Items from a figure collection
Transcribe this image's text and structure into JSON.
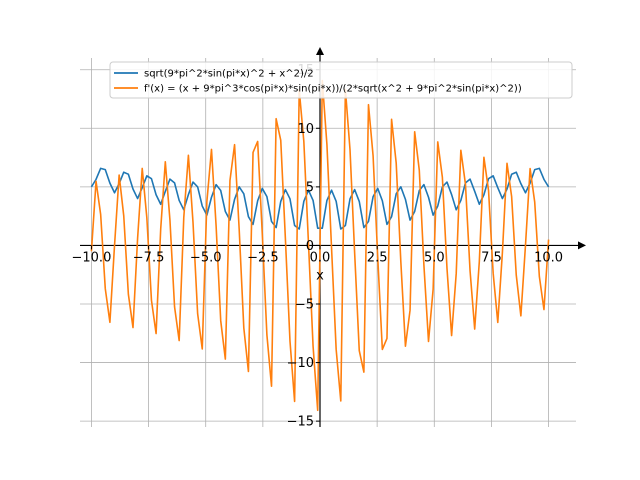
{
  "chart_data": {
    "type": "line",
    "title": "",
    "xlabel": "x",
    "ylabel": "",
    "xlim": [
      -10.5,
      11.2
    ],
    "ylim": [
      -15.5,
      16.0
    ],
    "xticks": [
      -10.0,
      -7.5,
      -5.0,
      -2.5,
      0.0,
      2.5,
      5.0,
      7.5,
      10.0
    ],
    "xtick_labels": [
      "−10.0",
      "−7.5",
      "−5.0",
      "−2.5",
      "0.0",
      "2.5",
      "5.0",
      "7.5",
      "10.0"
    ],
    "yticks": [
      -15,
      -10,
      -5,
      0,
      5,
      10,
      15
    ],
    "ytick_labels": [
      "−15",
      "−10",
      "−5",
      "0",
      "5",
      "10",
      "15"
    ],
    "grid": true,
    "legend_position": "top",
    "x_range": [
      -10,
      10
    ],
    "sample_count": 100,
    "series": [
      {
        "name": "sqrt(9*pi^2*sin(pi*x)^2 + x^2)/2",
        "color": "#1f77b4",
        "expr": "f"
      },
      {
        "name": "f'(x) = (x + 9*pi^3*cos(pi*x)*sin(pi*x))/(2*sqrt(x^2 + 9*pi^2*sin(pi*x)^2))",
        "color": "#ff7f0e",
        "expr": "df"
      }
    ]
  }
}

Task requirements →
Each entry above is to be written out again unchanged, apart from the pictures, which are left out.

Correct result →
Transcribe this image's text and structure into JSON.
{
  "chart_data": {
    "type": "line",
    "title": "",
    "xlabel": "x",
    "ylabel": "",
    "xlim": [
      -10.5,
      11.2
    ],
    "ylim": [
      -15.5,
      16.0
    ],
    "xticks": [
      -10.0,
      -7.5,
      -5.0,
      -2.5,
      0.0,
      2.5,
      5.0,
      7.5,
      10.0
    ],
    "xtick_labels": [
      "−10.0",
      "−7.5",
      "−5.0",
      "−2.5",
      "0.0",
      "2.5",
      "5.0",
      "7.5",
      "10.0"
    ],
    "yticks": [
      -15,
      -10,
      -5,
      0,
      5,
      10,
      15
    ],
    "ytick_labels": [
      "−15",
      "−10",
      "−5",
      "0",
      "5",
      "10",
      "15"
    ],
    "grid": true,
    "legend_position": "top",
    "x_range": [
      -10,
      10
    ],
    "sample_count": 100,
    "series": [
      {
        "name": "sqrt(9*pi^2*sin(pi*x)^2 + x^2)/2",
        "color": "#1f77b4",
        "expr": "f"
      },
      {
        "name": "f'(x) = (x + 9*pi^3*cos(pi*x)*sin(pi*x))/(2*sqrt(x^2 + 9*pi^2*sin(pi*x)^2))",
        "color": "#ff7f0e",
        "expr": "df"
      }
    ]
  }
}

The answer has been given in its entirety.